Exercise task: Within the data that follows, how many lines carry the string "home"? Give the number alone.

Record excerpts:
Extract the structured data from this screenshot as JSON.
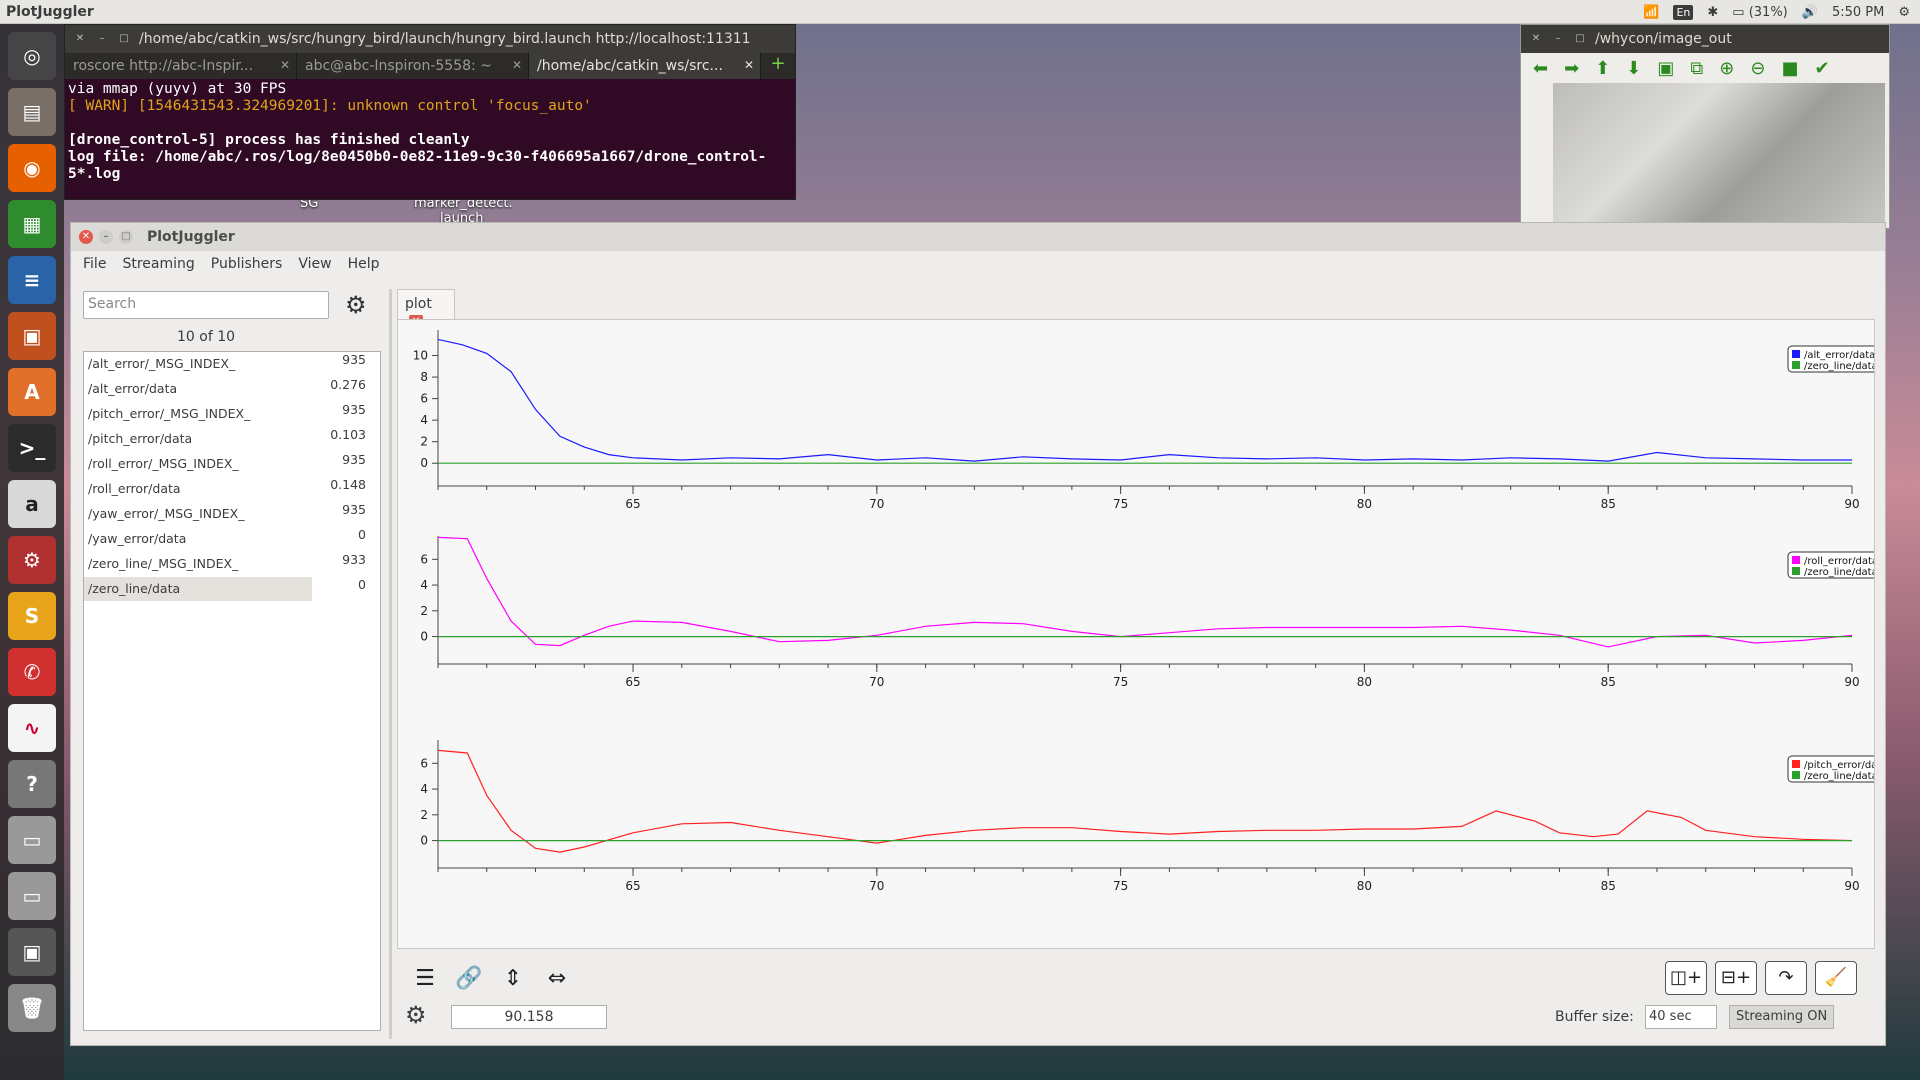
{
  "top_panel": {
    "app_title": "PlotJuggler",
    "lang": "En",
    "battery": "(31%)",
    "time": "5:50 PM"
  },
  "terminal": {
    "title": "/home/abc/catkin_ws/src/hungry_bird/launch/hungry_bird.launch http://localhost:11311",
    "tabs": [
      "roscore http://abc-Inspir...",
      "abc@abc-Inspiron-5558: ~",
      "/home/abc/catkin_ws/src..."
    ],
    "lines": [
      "via mmap (yuyv) at 30 FPS",
      "[ WARN] [1546431543.324969201]: unknown control 'focus_auto'",
      "",
      "[drone_control-5] process has finished cleanly",
      "log file: /home/abc/.ros/log/8e0450b0-0e82-11e9-9c30-f406695a1667/drone_control-",
      "5*.log"
    ]
  },
  "camera_window": {
    "title": "/whycon/image_out"
  },
  "desktop": {
    "labels": [
      "SG",
      "marker_detect.",
      "launch"
    ]
  },
  "plotjuggler": {
    "title": "PlotJuggler",
    "menu": [
      "File",
      "Streaming",
      "Publishers",
      "View",
      "Help"
    ],
    "search_placeholder": "Search",
    "count": "10 of 10",
    "topics": [
      {
        "name": "/alt_error/_MSG_INDEX_",
        "value": "935"
      },
      {
        "name": "/alt_error/data",
        "value": "0.276"
      },
      {
        "name": "/pitch_error/_MSG_INDEX_",
        "value": "935"
      },
      {
        "name": "/pitch_error/data",
        "value": "0.103"
      },
      {
        "name": "/roll_error/_MSG_INDEX_",
        "value": "935"
      },
      {
        "name": "/roll_error/data",
        "value": "0.148"
      },
      {
        "name": "/yaw_error/_MSG_INDEX_",
        "value": "935"
      },
      {
        "name": "/yaw_error/data",
        "value": "0"
      },
      {
        "name": "/zero_line/_MSG_INDEX_",
        "value": "933"
      },
      {
        "name": "/zero_line/data",
        "value": "0"
      }
    ],
    "tab_label": "plot",
    "time_value": "90.158",
    "buffer_label": "Buffer size:",
    "buffer_value": "40 sec",
    "streaming_label": "Streaming ON"
  },
  "chart_data": [
    {
      "type": "line",
      "xlim": [
        61,
        90
      ],
      "ylim": [
        -1,
        12
      ],
      "yticks": [
        0,
        2,
        4,
        6,
        8,
        10
      ],
      "xticks": [
        65,
        70,
        75,
        80,
        85,
        90
      ],
      "legend": "top-right",
      "series": [
        {
          "name": "/alt_error/data",
          "color": "#1a1aff",
          "x": [
            61,
            61.5,
            62,
            62.5,
            63,
            63.5,
            64,
            64.5,
            65,
            66,
            67,
            68,
            69,
            70,
            71,
            72,
            73,
            74,
            75,
            76,
            77,
            78,
            79,
            80,
            81,
            82,
            83,
            84,
            85,
            86,
            87,
            88,
            89,
            90
          ],
          "y": [
            11.5,
            11,
            10.2,
            8.5,
            5,
            2.5,
            1.5,
            0.8,
            0.5,
            0.3,
            0.5,
            0.4,
            0.8,
            0.3,
            0.5,
            0.2,
            0.6,
            0.4,
            0.3,
            0.8,
            0.5,
            0.4,
            0.5,
            0.3,
            0.4,
            0.3,
            0.5,
            0.4,
            0.2,
            1.0,
            0.5,
            0.4,
            0.3,
            0.3
          ]
        },
        {
          "name": "/zero_line/data",
          "color": "#2ca02c",
          "x": [
            61,
            90
          ],
          "y": [
            0,
            0
          ]
        }
      ]
    },
    {
      "type": "line",
      "xlim": [
        61,
        90
      ],
      "ylim": [
        -1.2,
        7.5
      ],
      "yticks": [
        0,
        2,
        4,
        6
      ],
      "xticks": [
        65,
        70,
        75,
        80,
        85,
        90
      ],
      "legend": "top-right",
      "series": [
        {
          "name": "/roll_error/data",
          "color": "#ff00ff",
          "x": [
            61,
            61.6,
            62,
            62.5,
            63,
            63.5,
            64,
            64.5,
            65,
            66,
            67,
            68,
            69,
            70,
            71,
            72,
            73,
            74,
            75,
            76,
            77,
            78,
            79,
            80,
            81,
            82,
            83,
            84,
            85,
            86,
            87,
            88,
            89,
            90
          ],
          "y": [
            7.7,
            7.6,
            4.5,
            1.2,
            -0.6,
            -0.7,
            0.1,
            0.8,
            1.2,
            1.1,
            0.4,
            -0.4,
            -0.3,
            0.1,
            0.8,
            1.1,
            1.0,
            0.4,
            0,
            0.3,
            0.6,
            0.7,
            0.7,
            0.7,
            0.7,
            0.8,
            0.5,
            0.1,
            -0.8,
            0,
            0.1,
            -0.5,
            -0.3,
            0.1
          ]
        },
        {
          "name": "/zero_line/data",
          "color": "#2ca02c",
          "x": [
            61,
            90
          ],
          "y": [
            0,
            0
          ]
        }
      ]
    },
    {
      "type": "line",
      "xlim": [
        61,
        90
      ],
      "ylim": [
        -1.2,
        7.5
      ],
      "yticks": [
        0,
        2,
        4,
        6
      ],
      "xticks": [
        65,
        70,
        75,
        80,
        85,
        90
      ],
      "legend": "top-right",
      "series": [
        {
          "name": "/pitch_error/data",
          "color": "#ff2020",
          "x": [
            61,
            61.6,
            62,
            62.5,
            63,
            63.5,
            64,
            65,
            66,
            67,
            68,
            69,
            70,
            71,
            72,
            73,
            74,
            75,
            76,
            77,
            78,
            79,
            80,
            81,
            82,
            82.7,
            83.5,
            84,
            84.7,
            85.2,
            85.8,
            86.5,
            87,
            88,
            89,
            90
          ],
          "y": [
            7.0,
            6.8,
            3.5,
            0.8,
            -0.6,
            -0.9,
            -0.5,
            0.6,
            1.3,
            1.4,
            0.8,
            0.3,
            -0.2,
            0.4,
            0.8,
            1.0,
            1.0,
            0.7,
            0.5,
            0.7,
            0.8,
            0.8,
            0.9,
            0.9,
            1.1,
            2.3,
            1.5,
            0.6,
            0.3,
            0.5,
            2.3,
            1.8,
            0.8,
            0.3,
            0.1,
            0
          ]
        },
        {
          "name": "/zero_line/data",
          "color": "#2ca02c",
          "x": [
            61,
            90
          ],
          "y": [
            0,
            0
          ]
        }
      ]
    }
  ]
}
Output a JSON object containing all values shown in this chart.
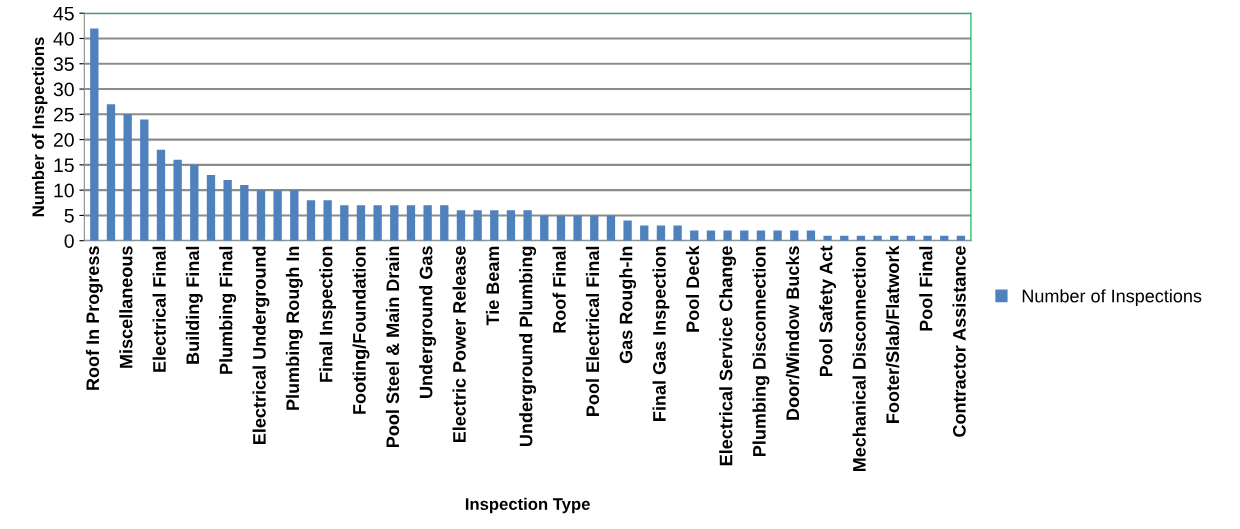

Exercise solution: 3